## Source records
((
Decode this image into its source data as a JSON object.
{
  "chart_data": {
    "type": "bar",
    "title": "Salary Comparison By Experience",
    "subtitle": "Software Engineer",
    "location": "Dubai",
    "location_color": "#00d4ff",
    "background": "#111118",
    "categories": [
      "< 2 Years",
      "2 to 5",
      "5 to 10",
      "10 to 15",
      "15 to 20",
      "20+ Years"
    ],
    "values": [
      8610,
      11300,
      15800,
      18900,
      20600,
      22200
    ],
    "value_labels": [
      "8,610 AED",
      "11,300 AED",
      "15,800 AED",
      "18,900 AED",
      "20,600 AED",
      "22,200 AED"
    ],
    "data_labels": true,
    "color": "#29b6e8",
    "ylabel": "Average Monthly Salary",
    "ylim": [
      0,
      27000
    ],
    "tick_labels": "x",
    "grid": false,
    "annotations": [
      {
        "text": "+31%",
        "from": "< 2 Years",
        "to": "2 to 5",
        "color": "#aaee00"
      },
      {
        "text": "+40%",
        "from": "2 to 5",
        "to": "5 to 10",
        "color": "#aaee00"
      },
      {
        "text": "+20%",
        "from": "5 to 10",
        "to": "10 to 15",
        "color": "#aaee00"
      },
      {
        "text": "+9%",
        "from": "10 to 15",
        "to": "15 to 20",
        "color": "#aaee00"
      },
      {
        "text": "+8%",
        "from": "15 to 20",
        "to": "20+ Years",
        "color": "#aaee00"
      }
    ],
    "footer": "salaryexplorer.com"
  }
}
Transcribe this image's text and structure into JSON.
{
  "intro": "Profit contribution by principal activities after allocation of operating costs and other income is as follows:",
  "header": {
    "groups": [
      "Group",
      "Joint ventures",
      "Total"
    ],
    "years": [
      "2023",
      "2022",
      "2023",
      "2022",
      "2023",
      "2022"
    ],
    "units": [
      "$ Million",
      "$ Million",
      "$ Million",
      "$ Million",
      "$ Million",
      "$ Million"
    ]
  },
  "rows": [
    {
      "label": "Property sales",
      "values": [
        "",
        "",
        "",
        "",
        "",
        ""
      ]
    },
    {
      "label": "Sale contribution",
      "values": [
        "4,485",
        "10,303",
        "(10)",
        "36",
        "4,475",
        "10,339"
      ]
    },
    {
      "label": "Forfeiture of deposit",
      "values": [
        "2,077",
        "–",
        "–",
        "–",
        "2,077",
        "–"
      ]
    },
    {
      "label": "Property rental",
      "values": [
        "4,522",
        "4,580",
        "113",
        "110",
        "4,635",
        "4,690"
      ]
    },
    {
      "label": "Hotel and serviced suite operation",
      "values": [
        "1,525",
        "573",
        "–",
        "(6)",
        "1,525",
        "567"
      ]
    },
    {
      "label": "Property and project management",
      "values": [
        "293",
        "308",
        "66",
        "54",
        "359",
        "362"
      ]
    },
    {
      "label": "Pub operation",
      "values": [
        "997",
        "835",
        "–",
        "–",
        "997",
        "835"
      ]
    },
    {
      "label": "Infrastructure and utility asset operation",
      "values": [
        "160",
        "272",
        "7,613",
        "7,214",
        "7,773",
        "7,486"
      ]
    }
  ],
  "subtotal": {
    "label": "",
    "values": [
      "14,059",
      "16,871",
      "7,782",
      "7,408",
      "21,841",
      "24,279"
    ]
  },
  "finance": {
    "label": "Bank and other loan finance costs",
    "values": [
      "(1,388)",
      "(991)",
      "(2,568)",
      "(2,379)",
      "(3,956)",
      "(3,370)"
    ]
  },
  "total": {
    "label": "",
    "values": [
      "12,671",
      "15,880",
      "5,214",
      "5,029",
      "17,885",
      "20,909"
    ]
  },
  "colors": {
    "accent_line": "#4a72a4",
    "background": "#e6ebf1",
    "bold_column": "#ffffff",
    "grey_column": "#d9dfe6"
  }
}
))
## Objective
Copy all of the data exactly.

## Completed task
Decode this image into its source data as a JSON object.
{
  "chart_data": {
    "type": "bar",
    "title": "Salary Comparison By Experience",
    "subtitle": "Software Engineer",
    "location": "Dubai",
    "location_color": "#00d4ff",
    "background": "#111118",
    "categories": [
      "< 2 Years",
      "2 to 5",
      "5 to 10",
      "10 to 15",
      "15 to 20",
      "20+ Years"
    ],
    "values": [
      8610,
      11300,
      15800,
      18900,
      20600,
      22200
    ],
    "value_labels": [
      "8,610 AED",
      "11,300 AED",
      "15,800 AED",
      "18,900 AED",
      "20,600 AED",
      "22,200 AED"
    ],
    "data_labels": true,
    "color": "#29b6e8",
    "ylabel": "Average Monthly Salary",
    "ylim": [
      0,
      27000
    ],
    "tick_labels": "x",
    "grid": false,
    "annotations": [
      {
        "text": "+31%",
        "from": "< 2 Years",
        "to": "2 to 5",
        "color": "#aaee00"
      },
      {
        "text": "+40%",
        "from": "2 to 5",
        "to": "5 to 10",
        "color": "#aaee00"
      },
      {
        "text": "+20%",
        "from": "5 to 10",
        "to": "10 to 15",
        "color": "#aaee00"
      },
      {
        "text": "+9%",
        "from": "10 to 15",
        "to": "15 to 20",
        "color": "#aaee00"
      },
      {
        "text": "+8%",
        "from": "15 to 20",
        "to": "20+ Years",
        "color": "#aaee00"
      }
    ],
    "footer": "salaryexplorer.com"
  }
}
Transcribe this image's text and structure into JSON.
{
  "intro": "Profit contribution by principal activities after allocation of operating costs and other income is as follows:",
  "header": {
    "groups": [
      "Group",
      "Joint ventures",
      "Total"
    ],
    "years": [
      "2023",
      "2022",
      "2023",
      "2022",
      "2023",
      "2022"
    ],
    "units": [
      "$ Million",
      "$ Million",
      "$ Million",
      "$ Million",
      "$ Million",
      "$ Million"
    ]
  },
  "rows": [
    {
      "label": "Property sales",
      "values": [
        "",
        "",
        "",
        "",
        "",
        ""
      ]
    },
    {
      "label": "Sale contribution",
      "values": [
        "4,485",
        "10,303",
        "(10)",
        "36",
        "4,475",
        "10,339"
      ]
    },
    {
      "label": "Forfeiture of deposit",
      "values": [
        "2,077",
        "–",
        "–",
        "–",
        "2,077",
        "–"
      ]
    },
    {
      "label": "Property rental",
      "values": [
        "4,522",
        "4,580",
        "113",
        "110",
        "4,635",
        "4,690"
      ]
    },
    {
      "label": "Hotel and serviced suite operation",
      "values": [
        "1,525",
        "573",
        "–",
        "(6)",
        "1,525",
        "567"
      ]
    },
    {
      "label": "Property and project management",
      "values": [
        "293",
        "308",
        "66",
        "54",
        "359",
        "362"
      ]
    },
    {
      "label": "Pub operation",
      "values": [
        "997",
        "835",
        "–",
        "–",
        "997",
        "835"
      ]
    },
    {
      "label": "Infrastructure and utility asset operation",
      "values": [
        "160",
        "272",
        "7,613",
        "7,214",
        "7,773",
        "7,486"
      ]
    }
  ],
  "subtotal": {
    "label": "",
    "values": [
      "14,059",
      "16,871",
      "7,782",
      "7,408",
      "21,841",
      "24,279"
    ]
  },
  "finance": {
    "label": "Bank and other loan finance costs",
    "values": [
      "(1,388)",
      "(991)",
      "(2,568)",
      "(2,379)",
      "(3,956)",
      "(3,370)"
    ]
  },
  "total": {
    "label": "",
    "values": [
      "12,671",
      "15,880",
      "5,214",
      "5,029",
      "17,885",
      "20,909"
    ]
  },
  "colors": {
    "accent_line": "#4a72a4",
    "background": "#e6ebf1",
    "bold_column": "#ffffff",
    "grey_column": "#d9dfe6"
  }
}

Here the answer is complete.